[Activity] Write out the records again, exactly, leaving none out.
··· Material provided
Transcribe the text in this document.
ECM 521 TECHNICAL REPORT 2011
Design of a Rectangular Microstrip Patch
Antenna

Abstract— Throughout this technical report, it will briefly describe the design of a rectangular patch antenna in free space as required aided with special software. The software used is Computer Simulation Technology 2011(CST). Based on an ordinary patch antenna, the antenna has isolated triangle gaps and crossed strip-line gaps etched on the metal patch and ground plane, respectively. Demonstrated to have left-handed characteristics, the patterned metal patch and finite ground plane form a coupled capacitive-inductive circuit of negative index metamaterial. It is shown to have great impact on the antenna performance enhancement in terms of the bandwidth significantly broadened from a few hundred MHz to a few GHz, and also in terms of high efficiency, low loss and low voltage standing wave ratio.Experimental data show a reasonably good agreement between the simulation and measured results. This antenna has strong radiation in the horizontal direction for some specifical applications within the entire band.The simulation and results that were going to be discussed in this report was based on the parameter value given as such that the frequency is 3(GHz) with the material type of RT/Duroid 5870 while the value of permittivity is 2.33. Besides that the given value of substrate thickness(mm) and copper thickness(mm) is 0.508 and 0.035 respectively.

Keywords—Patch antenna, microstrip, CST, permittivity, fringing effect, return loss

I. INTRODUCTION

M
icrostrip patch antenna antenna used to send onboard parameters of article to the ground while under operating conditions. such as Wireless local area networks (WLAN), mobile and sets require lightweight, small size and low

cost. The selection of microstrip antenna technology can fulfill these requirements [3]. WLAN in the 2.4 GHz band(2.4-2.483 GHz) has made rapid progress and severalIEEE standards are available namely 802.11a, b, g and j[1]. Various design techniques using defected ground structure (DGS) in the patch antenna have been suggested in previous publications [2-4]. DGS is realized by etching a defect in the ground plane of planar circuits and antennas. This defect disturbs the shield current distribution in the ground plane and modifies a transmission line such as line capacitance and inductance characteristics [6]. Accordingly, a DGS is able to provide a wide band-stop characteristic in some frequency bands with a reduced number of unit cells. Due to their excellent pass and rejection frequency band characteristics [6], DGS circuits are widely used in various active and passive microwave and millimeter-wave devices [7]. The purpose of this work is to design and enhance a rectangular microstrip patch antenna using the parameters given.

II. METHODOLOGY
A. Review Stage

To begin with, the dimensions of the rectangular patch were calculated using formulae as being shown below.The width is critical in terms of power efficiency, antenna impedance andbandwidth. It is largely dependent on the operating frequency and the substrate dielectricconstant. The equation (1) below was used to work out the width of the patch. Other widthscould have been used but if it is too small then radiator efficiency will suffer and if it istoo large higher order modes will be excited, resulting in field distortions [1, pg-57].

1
······
[Finished task]
Transcribe the text in this document.
ECM 521 TECHNICAL REPORT 2011
Design of a Rectangular Microstrip Patch
Antenna

Abstract— Throughout this technical report, it will briefly describe the design of a rectangular patch antenna in free space as required aided with special software. The software used is Computer Simulation Technology 2011(CST). Based on an ordinary patch antenna, the antenna has isolated triangle gaps and crossed strip-line gaps etched on the metal patch and ground plane, respectively. Demonstrated to have left-handed characteristics, the patterned metal patch and finite ground plane form a coupled capacitive-inductive circuit of negative index metamaterial. It is shown to have great impact on the antenna performance enhancement in terms of the bandwidth significantly broadened from a few hundred MHz to a few GHz, and also in terms of high efficiency, low loss and low voltage standing wave ratio.Experimental data show a reasonably good agreement between the simulation and measured results. This antenna has strong radiation in the horizontal direction for some specifical applications within the entire band.The simulation and results that were going to be discussed in this report was based on the parameter value given as such that the frequency is 3(GHz) with the material type of RT/Duroid 5870 while the value of permittivity is 2.33. Besides that the given value of substrate thickness(mm) and copper thickness(mm) is 0.508 and 0.035 respectively.

Keywords—Patch antenna, microstrip, CST, permittivity, fringing effect, return loss

I. INTRODUCTION

M
icrostrip patch antenna antenna used to send onboard parameters of article to the ground while under operating conditions. such as Wireless local area networks (WLAN), mobile and sets require lightweight, small size and low

cost. The selection of microstrip antenna technology can fulfill these requirements [3]. WLAN in the 2.4 GHz band(2.4-2.483 GHz) has made rapid progress and severalIEEE standards are available namely 802.11a, b, g and j[1]. Various design techniques using defected ground structure (DGS) in the patch antenna have been suggested in previous publications [2-4]. DGS is realized by etching a defect in the ground plane of planar circuits and antennas. This defect disturbs the shield current distribution in the ground plane and modifies a transmission line such as line capacitance and inductance characteristics [6]. Accordingly, a DGS is able to provide a wide band-stop characteristic in some frequency bands with a reduced number of unit cells. Due to their excellent pass and rejection frequency band characteristics [6], DGS circuits are widely used in various active and passive microwave and millimeter-wave devices [7]. The purpose of this work is to design and enhance a rectangular microstrip patch antenna using the parameters given.

II. METHODOLOGY
A. Review Stage

To begin with, the dimensions of the rectangular patch were calculated using formulae as being shown below.The width is critical in terms of power efficiency, antenna impedance andbandwidth. It is largely dependent on the operating frequency and the substrate dielectricconstant. The equation (1) below was used to work out the width of the patch. Other widthscould have been used but if it is too small then radiator efficiency will suffer and if it istoo large higher order modes will be excited, resulting in field distortions [1, pg-57].

1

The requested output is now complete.